* _Request_: Tell how many lines include the string "label". Answer with a single number.

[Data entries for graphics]
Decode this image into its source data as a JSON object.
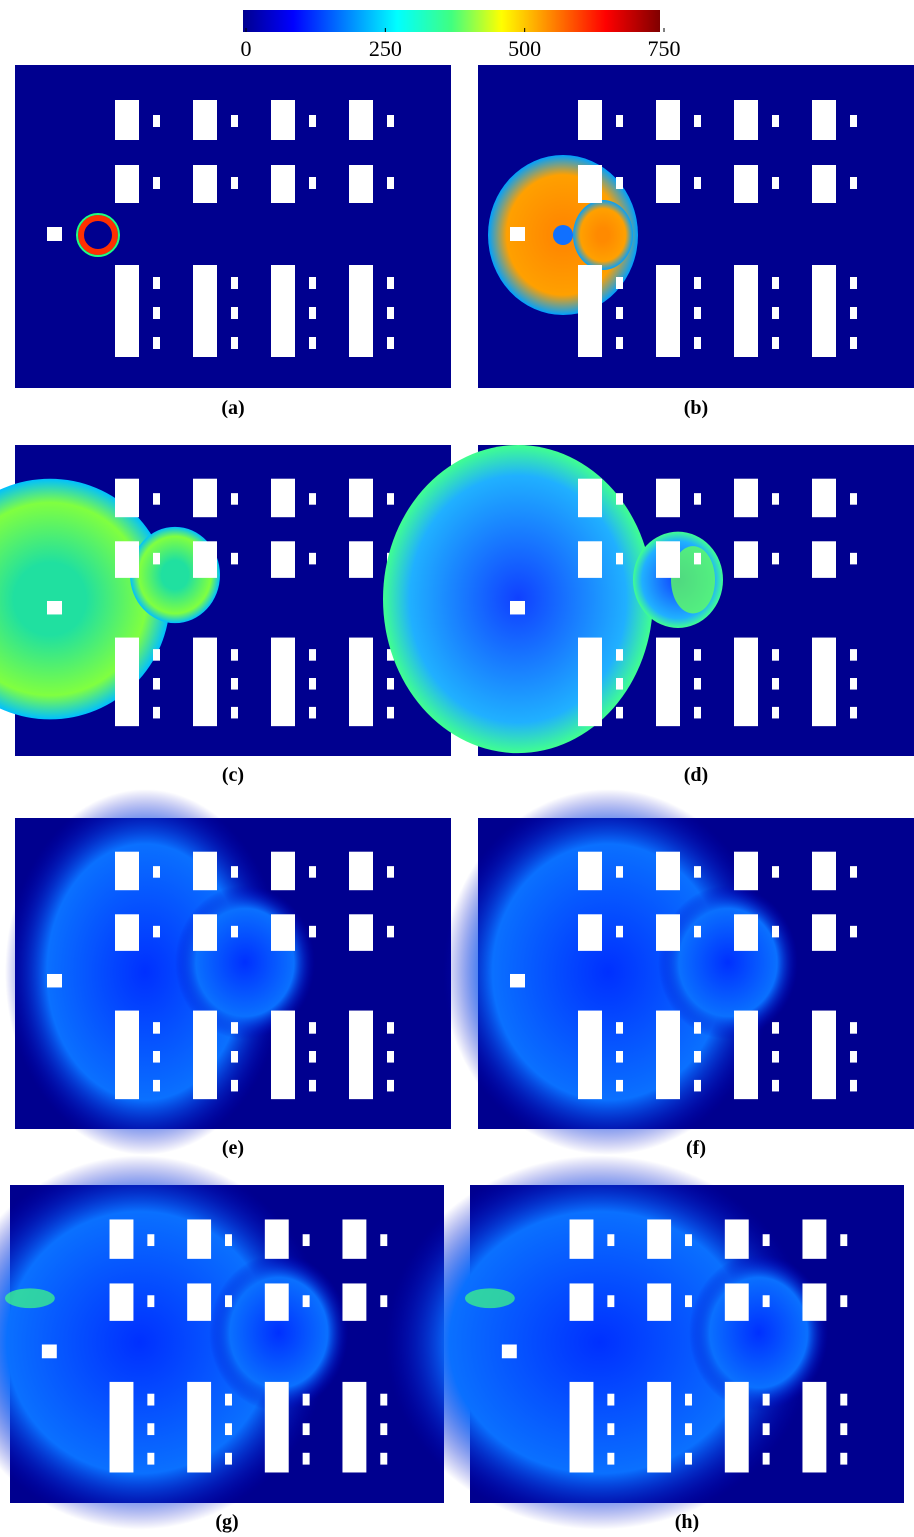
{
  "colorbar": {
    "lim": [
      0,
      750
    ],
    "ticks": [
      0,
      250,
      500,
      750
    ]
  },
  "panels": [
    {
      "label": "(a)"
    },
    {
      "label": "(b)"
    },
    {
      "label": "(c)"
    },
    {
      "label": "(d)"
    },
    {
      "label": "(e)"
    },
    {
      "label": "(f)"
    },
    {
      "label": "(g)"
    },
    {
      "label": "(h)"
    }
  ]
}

* _Final result_: 8